- **EXERCISE TASK**
Output each entry below as it stands, leaving out every picture.

(Data listing)
+ + + + + + +

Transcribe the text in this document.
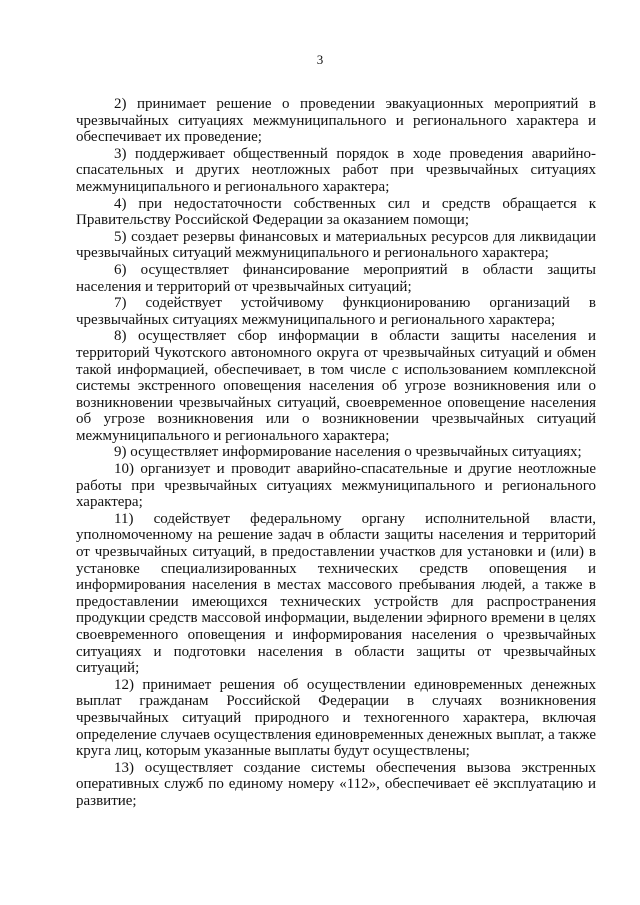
3

2) принимает решение о проведении эвакуационных мероприятий в чрезвычайных ситуациях межмуниципального и регионального характера и обеспечивает их проведение;

3) поддерживает общественный порядок в ходе проведения аварийно-спасательных и других неотложных работ при чрезвычайных ситуациях межмуниципального и регионального характера;

4) при недостаточности собственных сил и средств обращается к Правительству Российской Федерации за оказанием помощи;

5) создает резервы финансовых и материальных ресурсов для ликвидации чрезвычайных ситуаций межмуниципального и регионального характера;

6) осуществляет финансирование мероприятий в области защиты населения и территорий от чрезвычайных ситуаций;

7) содействует устойчивому функционированию организаций в чрезвычайных ситуациях межмуниципального и регионального характера;

8) осуществляет сбор информации в области защиты населения и территорий Чукотского автономного округа от чрезвычайных ситуаций и обмен такой информацией, обеспечивает, в том числе с использованием комплексной системы экстренного оповещения населения об угрозе возникновения или о возникновении чрезвычайных ситуаций, своевременное оповещение населения об угрозе возникновения или о возникновении чрезвычайных ситуаций межмуниципального и регионального характера;

9) осуществляет информирование населения о чрезвычайных ситуациях;

10) организует и проводит аварийно-спасательные и другие неотложные работы при чрезвычайных ситуациях межмуниципального и регионального характера;

11) содействует федеральному органу исполнительной власти, уполномоченному на решение задач в области защиты населения и территорий от чрезвычайных ситуаций, в предоставлении участков для установки и (или) в установке специализированных технических средств оповещения и информирования населения в местах массового пребывания людей, а также в предоставлении имеющихся технических устройств для распространения продукции средств массовой информации, выделении эфирного времени в целях своевременного оповещения и информирования населения о чрезвычайных ситуациях и подготовки населения в области защиты от чрезвычайных ситуаций;

12) принимает решения об осуществлении единовременных денежных выплат гражданам Российской Федерации в случаях возникновения чрезвычайных ситуаций природного и техногенного характера, включая определение случаев осуществления единовременных денежных выплат, а также круга лиц, которым указанные выплаты будут осуществлены;

13) осуществляет создание системы обеспечения вызова экстренных оперативных служб по единому номеру «112», обеспечивает её эксплуатацию и развитие;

+ + + + + + +

- **FULL OUTPUT**
Transcribe the text in this document.
3

2) принимает решение о проведении эвакуационных мероприятий в чрезвычайных ситуациях межмуниципального и регионального характера и обеспечивает их проведение;

3) поддерживает общественный порядок в ходе проведения аварийно-спасательных и других неотложных работ при чрезвычайных ситуациях межмуниципального и регионального характера;

4) при недостаточности собственных сил и средств обращается к Правительству Российской Федерации за оказанием помощи;

5) создает резервы финансовых и материальных ресурсов для ликвидации чрезвычайных ситуаций межмуниципального и регионального характера;

6) осуществляет финансирование мероприятий в области защиты населения и территорий от чрезвычайных ситуаций;

7) содействует устойчивому функционированию организаций в чрезвычайных ситуациях межмуниципального и регионального характера;

8) осуществляет сбор информации в области защиты населения и территорий Чукотского автономного округа от чрезвычайных ситуаций и обмен такой информацией, обеспечивает, в том числе с использованием комплексной системы экстренного оповещения населения об угрозе возникновения или о возникновении чрезвычайных ситуаций, своевременное оповещение населения об угрозе возникновения или о возникновении чрезвычайных ситуаций межмуниципального и регионального характера;

9) осуществляет информирование населения о чрезвычайных ситуациях;

10) организует и проводит аварийно-спасательные и другие неотложные работы при чрезвычайных ситуациях межмуниципального и регионального характера;

11) содействует федеральному органу исполнительной власти, уполномоченному на решение задач в области защиты населения и территорий от чрезвычайных ситуаций, в предоставлении участков для установки и (или) в установке специализированных технических средств оповещения и информирования населения в местах массового пребывания людей, а также в предоставлении имеющихся технических устройств для распространения продукции средств массовой информации, выделении эфирного времени в целях своевременного оповещения и информирования населения о чрезвычайных ситуациях и подготовки населения в области защиты от чрезвычайных ситуаций;

12) принимает решения об осуществлении единовременных денежных выплат гражданам Российской Федерации в случаях возникновения чрезвычайных ситуаций природного и техногенного характера, включая определение случаев осуществления единовременных денежных выплат, а также круга лиц, которым указанные выплаты будут осуществлены;

13) осуществляет создание системы обеспечения вызова экстренных оперативных служб по единому номеру «112», обеспечивает её эксплуатацию и развитие;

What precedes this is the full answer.